--- Start of DATA SHOWN ---

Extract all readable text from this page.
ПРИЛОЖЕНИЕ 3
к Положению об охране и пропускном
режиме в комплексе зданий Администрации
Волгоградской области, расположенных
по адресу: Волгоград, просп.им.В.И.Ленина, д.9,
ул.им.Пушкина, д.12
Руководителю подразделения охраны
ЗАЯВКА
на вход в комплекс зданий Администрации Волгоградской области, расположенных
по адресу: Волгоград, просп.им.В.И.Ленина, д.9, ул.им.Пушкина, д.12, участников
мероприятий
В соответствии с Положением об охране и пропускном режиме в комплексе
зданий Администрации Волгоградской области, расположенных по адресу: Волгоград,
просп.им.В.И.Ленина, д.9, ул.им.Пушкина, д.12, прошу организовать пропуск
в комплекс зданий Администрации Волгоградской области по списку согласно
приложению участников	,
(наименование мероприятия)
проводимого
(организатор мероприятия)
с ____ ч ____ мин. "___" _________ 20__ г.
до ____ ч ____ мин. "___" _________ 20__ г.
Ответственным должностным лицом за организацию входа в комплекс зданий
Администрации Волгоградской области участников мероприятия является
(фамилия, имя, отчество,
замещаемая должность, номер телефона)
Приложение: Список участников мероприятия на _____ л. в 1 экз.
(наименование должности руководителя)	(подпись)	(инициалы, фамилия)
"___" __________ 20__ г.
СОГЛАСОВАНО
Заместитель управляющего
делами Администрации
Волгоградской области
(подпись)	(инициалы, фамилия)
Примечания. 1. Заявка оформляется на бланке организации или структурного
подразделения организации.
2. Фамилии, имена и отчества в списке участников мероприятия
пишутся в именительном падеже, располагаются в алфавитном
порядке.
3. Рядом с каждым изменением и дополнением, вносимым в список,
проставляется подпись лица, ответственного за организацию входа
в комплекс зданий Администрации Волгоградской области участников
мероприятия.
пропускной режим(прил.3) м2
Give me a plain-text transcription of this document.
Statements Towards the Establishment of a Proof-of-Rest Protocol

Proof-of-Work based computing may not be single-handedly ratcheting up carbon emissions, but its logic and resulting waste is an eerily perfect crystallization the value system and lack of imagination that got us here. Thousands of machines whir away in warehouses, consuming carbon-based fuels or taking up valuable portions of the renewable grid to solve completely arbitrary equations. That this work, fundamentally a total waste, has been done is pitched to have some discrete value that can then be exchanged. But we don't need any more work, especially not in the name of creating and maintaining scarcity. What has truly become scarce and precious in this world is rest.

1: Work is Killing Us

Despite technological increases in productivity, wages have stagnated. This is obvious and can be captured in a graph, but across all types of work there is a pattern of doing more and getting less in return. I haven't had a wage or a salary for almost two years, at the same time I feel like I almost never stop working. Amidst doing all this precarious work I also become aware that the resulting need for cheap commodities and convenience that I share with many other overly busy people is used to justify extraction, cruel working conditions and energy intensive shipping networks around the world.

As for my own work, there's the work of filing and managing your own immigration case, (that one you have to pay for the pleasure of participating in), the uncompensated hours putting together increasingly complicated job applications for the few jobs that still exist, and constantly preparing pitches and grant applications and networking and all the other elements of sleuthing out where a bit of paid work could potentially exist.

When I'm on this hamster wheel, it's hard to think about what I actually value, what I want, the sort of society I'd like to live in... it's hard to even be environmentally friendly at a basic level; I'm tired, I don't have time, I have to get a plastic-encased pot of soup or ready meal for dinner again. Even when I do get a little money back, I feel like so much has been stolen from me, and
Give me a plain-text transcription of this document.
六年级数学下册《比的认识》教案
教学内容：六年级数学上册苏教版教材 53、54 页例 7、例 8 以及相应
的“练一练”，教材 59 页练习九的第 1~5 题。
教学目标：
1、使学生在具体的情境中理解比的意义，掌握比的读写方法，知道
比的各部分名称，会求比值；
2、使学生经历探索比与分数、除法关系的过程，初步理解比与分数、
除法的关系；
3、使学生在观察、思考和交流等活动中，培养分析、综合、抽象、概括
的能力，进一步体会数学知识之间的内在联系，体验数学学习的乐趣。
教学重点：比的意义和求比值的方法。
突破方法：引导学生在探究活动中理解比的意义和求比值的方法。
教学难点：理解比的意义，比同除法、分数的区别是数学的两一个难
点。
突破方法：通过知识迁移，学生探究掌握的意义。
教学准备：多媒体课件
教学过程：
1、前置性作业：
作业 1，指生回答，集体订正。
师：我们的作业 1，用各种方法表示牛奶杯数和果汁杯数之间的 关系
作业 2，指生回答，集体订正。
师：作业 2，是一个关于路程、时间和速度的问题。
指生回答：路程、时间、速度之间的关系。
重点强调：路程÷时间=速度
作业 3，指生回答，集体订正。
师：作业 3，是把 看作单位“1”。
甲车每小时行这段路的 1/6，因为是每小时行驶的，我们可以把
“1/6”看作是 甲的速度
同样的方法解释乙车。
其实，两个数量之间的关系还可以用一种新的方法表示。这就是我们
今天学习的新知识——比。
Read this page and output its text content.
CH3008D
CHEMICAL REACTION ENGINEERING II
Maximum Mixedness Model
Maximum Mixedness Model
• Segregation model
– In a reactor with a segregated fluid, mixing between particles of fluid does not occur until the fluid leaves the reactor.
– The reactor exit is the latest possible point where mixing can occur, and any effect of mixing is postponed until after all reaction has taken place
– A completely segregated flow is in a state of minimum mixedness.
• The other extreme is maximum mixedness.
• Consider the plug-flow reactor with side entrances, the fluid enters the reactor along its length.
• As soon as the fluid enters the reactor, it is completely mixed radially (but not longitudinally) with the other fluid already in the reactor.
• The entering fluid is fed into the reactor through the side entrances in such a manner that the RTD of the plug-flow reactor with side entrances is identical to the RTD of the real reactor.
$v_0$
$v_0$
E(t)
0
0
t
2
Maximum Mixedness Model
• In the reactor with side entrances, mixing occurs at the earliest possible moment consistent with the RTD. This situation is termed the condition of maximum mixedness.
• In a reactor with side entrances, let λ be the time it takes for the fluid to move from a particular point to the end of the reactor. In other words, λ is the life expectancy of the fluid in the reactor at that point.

--- End of DATA SHOWN ---

__PROBLEM DESCRIPTION__: Please reproduce the entire listing, exactly as shown.

__COMPLETED EXERCISE__:
Extract all readable text from this page.
ПРИЛОЖЕНИЕ 3
к Положению об охране и пропускном
режиме в комплексе зданий Администрации
Волгоградской области, расположенных
по адресу: Волгоград, просп.им.В.И.Ленина, д.9,
ул.им.Пушкина, д.12
Руководителю подразделения охраны
ЗАЯВКА
на вход в комплекс зданий Администрации Волгоградской области, расположенных
по адресу: Волгоград, просп.им.В.И.Ленина, д.9, ул.им.Пушкина, д.12, участников
мероприятий
В соответствии с Положением об охране и пропускном режиме в комплексе
зданий Администрации Волгоградской области, расположенных по адресу: Волгоград,
просп.им.В.И.Ленина, д.9, ул.им.Пушкина, д.12, прошу организовать пропуск
в комплекс зданий Администрации Волгоградской области по списку согласно
приложению участников	,
(наименование мероприятия)
проводимого
(организатор мероприятия)
с ____ ч ____ мин. "___" _________ 20__ г.
до ____ ч ____ мин. "___" _________ 20__ г.
Ответственным должностным лицом за организацию входа в комплекс зданий
Администрации Волгоградской области участников мероприятия является
(фамилия, имя, отчество,
замещаемая должность, номер телефона)
Приложение: Список участников мероприятия на _____ л. в 1 экз.
(наименование должности руководителя)	(подпись)	(инициалы, фамилия)
"___" __________ 20__ г.
СОГЛАСОВАНО
Заместитель управляющего
делами Администрации
Волгоградской области
(подпись)	(инициалы, фамилия)
Примечания. 1. Заявка оформляется на бланке организации или структурного
подразделения организации.
2. Фамилии, имена и отчества в списке участников мероприятия
пишутся в именительном падеже, располагаются в алфавитном
порядке.
3. Рядом с каждым изменением и дополнением, вносимым в список,
проставляется подпись лица, ответственного за организацию входа
в комплекс зданий Администрации Волгоградской области участников
мероприятия.
пропускной режим(прил.3) м2
Give me a plain-text transcription of this document.
Statements Towards the Establishment of a Proof-of-Rest Protocol

Proof-of-Work based computing may not be single-handedly ratcheting up carbon emissions, but its logic and resulting waste is an eerily perfect crystallization the value system and lack of imagination that got us here. Thousands of machines whir away in warehouses, consuming carbon-based fuels or taking up valuable portions of the renewable grid to solve completely arbitrary equations. That this work, fundamentally a total waste, has been done is pitched to have some discrete value that can then be exchanged. But we don't need any more work, especially not in the name of creating and maintaining scarcity. What has truly become scarce and precious in this world is rest.

1: Work is Killing Us

Despite technological increases in productivity, wages have stagnated. This is obvious and can be captured in a graph, but across all types of work there is a pattern of doing more and getting less in return. I haven't had a wage or a salary for almost two years, at the same time I feel like I almost never stop working. Amidst doing all this precarious work I also become aware that the resulting need for cheap commodities and convenience that I share with many other overly busy people is used to justify extraction, cruel working conditions and energy intensive shipping networks around the world.

As for my own work, there's the work of filing and managing your own immigration case, (that one you have to pay for the pleasure of participating in), the uncompensated hours putting together increasingly complicated job applications for the few jobs that still exist, and constantly preparing pitches and grant applications and networking and all the other elements of sleuthing out where a bit of paid work could potentially exist.

When I'm on this hamster wheel, it's hard to think about what I actually value, what I want, the sort of society I'd like to live in... it's hard to even be environmentally friendly at a basic level; I'm tired, I don't have time, I have to get a plastic-encased pot of soup or ready meal for dinner again. Even when I do get a little money back, I feel like so much has been stolen from me, and
Give me a plain-text transcription of this document.
六年级数学下册《比的认识》教案
教学内容：六年级数学上册苏教版教材 53、54 页例 7、例 8 以及相应
的“练一练”，教材 59 页练习九的第 1~5 题。
教学目标：
1、使学生在具体的情境中理解比的意义，掌握比的读写方法，知道
比的各部分名称，会求比值；
2、使学生经历探索比与分数、除法关系的过程，初步理解比与分数、
除法的关系；
3、使学生在观察、思考和交流等活动中，培养分析、综合、抽象、概括
的能力，进一步体会数学知识之间的内在联系，体验数学学习的乐趣。
教学重点：比的意义和求比值的方法。
突破方法：引导学生在探究活动中理解比的意义和求比值的方法。
教学难点：理解比的意义，比同除法、分数的区别是数学的两一个难
点。
突破方法：通过知识迁移，学生探究掌握的意义。
教学准备：多媒体课件
教学过程：
1、前置性作业：
作业 1，指生回答，集体订正。
师：我们的作业 1，用各种方法表示牛奶杯数和果汁杯数之间的 关系
作业 2，指生回答，集体订正。
师：作业 2，是一个关于路程、时间和速度的问题。
指生回答：路程、时间、速度之间的关系。
重点强调：路程÷时间=速度
作业 3，指生回答，集体订正。
师：作业 3，是把 看作单位“1”。
甲车每小时行这段路的 1/6，因为是每小时行驶的，我们可以把
“1/6”看作是 甲的速度
同样的方法解释乙车。
其实，两个数量之间的关系还可以用一种新的方法表示。这就是我们
今天学习的新知识——比。
Read this page and output its text content.
CH3008D
CHEMICAL REACTION ENGINEERING II
Maximum Mixedness Model
Maximum Mixedness Model
• Segregation model
– In a reactor with a segregated fluid, mixing between particles of fluid does not occur until the fluid leaves the reactor.
– The reactor exit is the latest possible point where mixing can occur, and any effect of mixing is postponed until after all reaction has taken place
– A completely segregated flow is in a state of minimum mixedness.
• The other extreme is maximum mixedness.
• Consider the plug-flow reactor with side entrances, the fluid enters the reactor along its length.
• As soon as the fluid enters the reactor, it is completely mixed radially (but not longitudinally) with the other fluid already in the reactor.
• The entering fluid is fed into the reactor through the side entrances in such a manner that the RTD of the plug-flow reactor with side entrances is identical to the RTD of the real reactor.
$v_0$
$v_0$
E(t)
0
0
t
2
Maximum Mixedness Model
• In the reactor with side entrances, mixing occurs at the earliest possible moment consistent with the RTD. This situation is termed the condition of maximum mixedness.
• In a reactor with side entrances, let λ be the time it takes for the fluid to move from a particular point to the end of the reactor. In other words, λ is the life expectancy of the fluid in the reactor at that point.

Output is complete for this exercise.